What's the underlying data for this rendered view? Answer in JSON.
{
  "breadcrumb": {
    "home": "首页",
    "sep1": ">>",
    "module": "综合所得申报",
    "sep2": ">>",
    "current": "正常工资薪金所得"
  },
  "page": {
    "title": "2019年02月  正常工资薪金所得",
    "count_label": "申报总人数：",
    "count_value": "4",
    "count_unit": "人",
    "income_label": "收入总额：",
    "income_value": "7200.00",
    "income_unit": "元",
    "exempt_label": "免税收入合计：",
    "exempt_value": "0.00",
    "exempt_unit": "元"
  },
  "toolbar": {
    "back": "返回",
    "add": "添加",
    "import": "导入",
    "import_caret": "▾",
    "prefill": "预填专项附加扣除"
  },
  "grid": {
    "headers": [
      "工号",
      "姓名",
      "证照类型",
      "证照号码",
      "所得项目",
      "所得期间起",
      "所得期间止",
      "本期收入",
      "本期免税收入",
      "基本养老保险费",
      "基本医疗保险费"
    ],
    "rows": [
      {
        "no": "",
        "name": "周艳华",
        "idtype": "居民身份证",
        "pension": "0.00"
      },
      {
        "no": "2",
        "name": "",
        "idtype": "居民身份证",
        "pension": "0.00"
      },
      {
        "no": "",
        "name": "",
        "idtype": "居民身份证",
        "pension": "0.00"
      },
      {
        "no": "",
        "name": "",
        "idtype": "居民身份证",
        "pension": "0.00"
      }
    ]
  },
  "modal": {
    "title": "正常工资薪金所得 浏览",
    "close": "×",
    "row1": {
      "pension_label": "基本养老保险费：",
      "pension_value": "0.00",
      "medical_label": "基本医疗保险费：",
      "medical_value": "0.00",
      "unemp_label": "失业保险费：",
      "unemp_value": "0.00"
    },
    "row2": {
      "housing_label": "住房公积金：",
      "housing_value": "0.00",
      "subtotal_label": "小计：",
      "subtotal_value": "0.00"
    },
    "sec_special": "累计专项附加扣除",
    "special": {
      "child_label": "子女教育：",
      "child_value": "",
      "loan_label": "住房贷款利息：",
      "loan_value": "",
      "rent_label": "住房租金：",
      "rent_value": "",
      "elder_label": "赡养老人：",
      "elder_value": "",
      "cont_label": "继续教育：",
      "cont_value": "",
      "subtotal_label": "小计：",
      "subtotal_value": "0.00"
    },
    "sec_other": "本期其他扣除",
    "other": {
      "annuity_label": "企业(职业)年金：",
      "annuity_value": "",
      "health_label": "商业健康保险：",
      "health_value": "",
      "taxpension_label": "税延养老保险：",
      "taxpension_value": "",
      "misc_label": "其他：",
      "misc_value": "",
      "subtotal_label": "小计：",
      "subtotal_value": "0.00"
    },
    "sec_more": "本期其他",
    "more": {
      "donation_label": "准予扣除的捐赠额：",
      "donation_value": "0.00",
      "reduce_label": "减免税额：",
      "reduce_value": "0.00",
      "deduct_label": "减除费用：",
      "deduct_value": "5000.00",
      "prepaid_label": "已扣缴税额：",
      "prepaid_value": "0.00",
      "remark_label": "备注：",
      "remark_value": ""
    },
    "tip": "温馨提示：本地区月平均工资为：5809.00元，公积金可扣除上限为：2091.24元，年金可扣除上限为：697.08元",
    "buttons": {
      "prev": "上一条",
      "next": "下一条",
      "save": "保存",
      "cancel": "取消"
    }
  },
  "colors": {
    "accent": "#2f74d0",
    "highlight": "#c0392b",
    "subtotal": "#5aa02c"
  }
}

PROMPT: Retype the whole listing above exactly.

RESPONSE TO THIS EXERCISE:
What's the underlying data for this rendered view? Answer in JSON.
{
  "breadcrumb": {
    "home": "首页",
    "sep1": ">>",
    "module": "综合所得申报",
    "sep2": ">>",
    "current": "正常工资薪金所得"
  },
  "page": {
    "title": "2019年02月  正常工资薪金所得",
    "count_label": "申报总人数：",
    "count_value": "4",
    "count_unit": "人",
    "income_label": "收入总额：",
    "income_value": "7200.00",
    "income_unit": "元",
    "exempt_label": "免税收入合计：",
    "exempt_value": "0.00",
    "exempt_unit": "元"
  },
  "toolbar": {
    "back": "返回",
    "add": "添加",
    "import": "导入",
    "import_caret": "▾",
    "prefill": "预填专项附加扣除"
  },
  "grid": {
    "headers": [
      "工号",
      "姓名",
      "证照类型",
      "证照号码",
      "所得项目",
      "所得期间起",
      "所得期间止",
      "本期收入",
      "本期免税收入",
      "基本养老保险费",
      "基本医疗保险费"
    ],
    "rows": [
      {
        "no": "",
        "name": "周艳华",
        "idtype": "居民身份证",
        "pension": "0.00"
      },
      {
        "no": "2",
        "name": "",
        "idtype": "居民身份证",
        "pension": "0.00"
      },
      {
        "no": "",
        "name": "",
        "idtype": "居民身份证",
        "pension": "0.00"
      },
      {
        "no": "",
        "name": "",
        "idtype": "居民身份证",
        "pension": "0.00"
      }
    ]
  },
  "modal": {
    "title": "正常工资薪金所得 浏览",
    "close": "×",
    "row1": {
      "pension_label": "基本养老保险费：",
      "pension_value": "0.00",
      "medical_label": "基本医疗保险费：",
      "medical_value": "0.00",
      "unemp_label": "失业保险费：",
      "unemp_value": "0.00"
    },
    "row2": {
      "housing_label": "住房公积金：",
      "housing_value": "0.00",
      "subtotal_label": "小计：",
      "subtotal_value": "0.00"
    },
    "sec_special": "累计专项附加扣除",
    "special": {
      "child_label": "子女教育：",
      "child_value": "",
      "loan_label": "住房贷款利息：",
      "loan_value": "",
      "rent_label": "住房租金：",
      "rent_value": "",
      "elder_label": "赡养老人：",
      "elder_value": "",
      "cont_label": "继续教育：",
      "cont_value": "",
      "subtotal_label": "小计：",
      "subtotal_value": "0.00"
    },
    "sec_other": "本期其他扣除",
    "other": {
      "annuity_label": "企业(职业)年金：",
      "annuity_value": "",
      "health_label": "商业健康保险：",
      "health_value": "",
      "taxpension_label": "税延养老保险：",
      "taxpension_value": "",
      "misc_label": "其他：",
      "misc_value": "",
      "subtotal_label": "小计：",
      "subtotal_value": "0.00"
    },
    "sec_more": "本期其他",
    "more": {
      "donation_label": "准予扣除的捐赠额：",
      "donation_value": "0.00",
      "reduce_label": "减免税额：",
      "reduce_value": "0.00",
      "deduct_label": "减除费用：",
      "deduct_value": "5000.00",
      "prepaid_label": "已扣缴税额：",
      "prepaid_value": "0.00",
      "remark_label": "备注：",
      "remark_value": ""
    },
    "tip": "温馨提示：本地区月平均工资为：5809.00元，公积金可扣除上限为：2091.24元，年金可扣除上限为：697.08元",
    "buttons": {
      "prev": "上一条",
      "next": "下一条",
      "save": "保存",
      "cancel": "取消"
    }
  },
  "colors": {
    "accent": "#2f74d0",
    "highlight": "#c0392b",
    "subtotal": "#5aa02c"
  }
}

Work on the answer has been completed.